* Prompt
Output the material beneath exactly, leaving nothing out.

══ Entries shown

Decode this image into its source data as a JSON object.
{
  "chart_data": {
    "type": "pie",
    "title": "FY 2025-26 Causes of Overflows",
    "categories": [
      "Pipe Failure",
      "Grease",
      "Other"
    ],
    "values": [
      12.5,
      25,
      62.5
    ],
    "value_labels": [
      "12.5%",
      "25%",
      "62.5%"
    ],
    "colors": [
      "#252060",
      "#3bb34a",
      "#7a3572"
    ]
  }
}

════

* Worked solution
Decode this image into its source data as a JSON object.
{
  "chart_data": {
    "type": "pie",
    "title": "FY 2025-26 Causes of Overflows",
    "categories": [
      "Pipe Failure",
      "Grease",
      "Other"
    ],
    "values": [
      12.5,
      25,
      62.5
    ],
    "value_labels": [
      "12.5%",
      "25%",
      "62.5%"
    ],
    "colors": [
      "#252060",
      "#3bb34a",
      "#7a3572"
    ]
  }
}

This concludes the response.